Go through the records and show each line where the word "Positive" occurs.

━━━━━━━━━━━━━━━━━━━━━━━━━━━━━━

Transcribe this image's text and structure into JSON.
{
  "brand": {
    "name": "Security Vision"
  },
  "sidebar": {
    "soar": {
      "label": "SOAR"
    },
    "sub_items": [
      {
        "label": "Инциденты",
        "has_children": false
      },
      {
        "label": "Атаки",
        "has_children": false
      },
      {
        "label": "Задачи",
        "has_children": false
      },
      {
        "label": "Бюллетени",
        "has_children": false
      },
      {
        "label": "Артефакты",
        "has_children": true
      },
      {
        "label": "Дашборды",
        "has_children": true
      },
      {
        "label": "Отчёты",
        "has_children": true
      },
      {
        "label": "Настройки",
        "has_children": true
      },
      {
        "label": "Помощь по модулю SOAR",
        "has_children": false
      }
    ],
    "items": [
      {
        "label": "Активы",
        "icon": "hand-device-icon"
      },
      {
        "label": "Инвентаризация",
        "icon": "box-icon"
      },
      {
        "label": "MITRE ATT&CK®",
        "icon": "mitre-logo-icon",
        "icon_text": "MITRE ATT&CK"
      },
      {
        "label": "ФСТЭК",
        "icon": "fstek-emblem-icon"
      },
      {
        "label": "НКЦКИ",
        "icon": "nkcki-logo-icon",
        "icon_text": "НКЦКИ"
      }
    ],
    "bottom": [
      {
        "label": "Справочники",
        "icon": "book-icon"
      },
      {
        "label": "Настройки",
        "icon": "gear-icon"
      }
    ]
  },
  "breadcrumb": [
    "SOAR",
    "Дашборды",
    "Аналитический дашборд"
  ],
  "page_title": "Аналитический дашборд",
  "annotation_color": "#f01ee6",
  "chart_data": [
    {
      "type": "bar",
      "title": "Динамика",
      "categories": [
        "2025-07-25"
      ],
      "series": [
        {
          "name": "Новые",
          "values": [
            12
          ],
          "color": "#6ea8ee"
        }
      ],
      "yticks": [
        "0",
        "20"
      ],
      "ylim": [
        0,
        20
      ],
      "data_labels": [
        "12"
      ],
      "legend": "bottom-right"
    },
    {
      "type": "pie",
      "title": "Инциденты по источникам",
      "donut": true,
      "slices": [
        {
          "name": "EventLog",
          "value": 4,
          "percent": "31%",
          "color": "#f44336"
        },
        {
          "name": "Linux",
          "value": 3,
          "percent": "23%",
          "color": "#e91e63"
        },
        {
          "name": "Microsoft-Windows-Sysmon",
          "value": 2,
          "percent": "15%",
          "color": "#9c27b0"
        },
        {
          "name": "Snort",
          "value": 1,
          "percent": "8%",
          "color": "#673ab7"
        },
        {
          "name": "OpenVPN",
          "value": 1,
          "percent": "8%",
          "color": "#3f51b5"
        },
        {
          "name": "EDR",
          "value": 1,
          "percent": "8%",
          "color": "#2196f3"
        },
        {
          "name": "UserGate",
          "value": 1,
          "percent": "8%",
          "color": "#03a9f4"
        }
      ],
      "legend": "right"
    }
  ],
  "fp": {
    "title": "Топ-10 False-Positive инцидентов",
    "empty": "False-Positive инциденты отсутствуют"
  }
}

━━━━━━━━━━━━━━━━━━━━━━━━━━━━━━

▸ **FINISHED TASK**:
    "title": "Топ-10 False-Positive инцидентов",
    "empty": "False-Positive инциденты отсутствуют"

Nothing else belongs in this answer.